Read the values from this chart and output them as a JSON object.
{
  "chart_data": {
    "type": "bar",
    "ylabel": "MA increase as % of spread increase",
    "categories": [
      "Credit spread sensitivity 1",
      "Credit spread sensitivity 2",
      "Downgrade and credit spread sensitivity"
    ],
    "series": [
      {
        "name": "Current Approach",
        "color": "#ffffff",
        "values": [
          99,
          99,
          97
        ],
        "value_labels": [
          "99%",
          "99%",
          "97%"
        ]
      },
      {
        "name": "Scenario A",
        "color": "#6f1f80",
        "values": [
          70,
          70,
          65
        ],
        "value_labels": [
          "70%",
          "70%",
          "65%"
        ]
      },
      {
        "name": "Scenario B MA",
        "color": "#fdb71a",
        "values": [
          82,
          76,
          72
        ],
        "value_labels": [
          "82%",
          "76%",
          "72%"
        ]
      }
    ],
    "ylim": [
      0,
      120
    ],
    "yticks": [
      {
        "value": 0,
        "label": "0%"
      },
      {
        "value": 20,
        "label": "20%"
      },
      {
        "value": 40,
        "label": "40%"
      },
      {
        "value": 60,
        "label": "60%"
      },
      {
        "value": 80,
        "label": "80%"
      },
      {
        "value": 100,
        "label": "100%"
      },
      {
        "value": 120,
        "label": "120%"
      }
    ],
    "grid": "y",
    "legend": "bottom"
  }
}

TO BE DONE:
Copy every line that contains the string "spread".

PROBLEM SOLUTION:
    "ylabel": "MA increase as % of spread increase",
      "Credit spread sensitivity 1",
      "Credit spread sensitivity 2",
      "Downgrade and credit spread sensitivity"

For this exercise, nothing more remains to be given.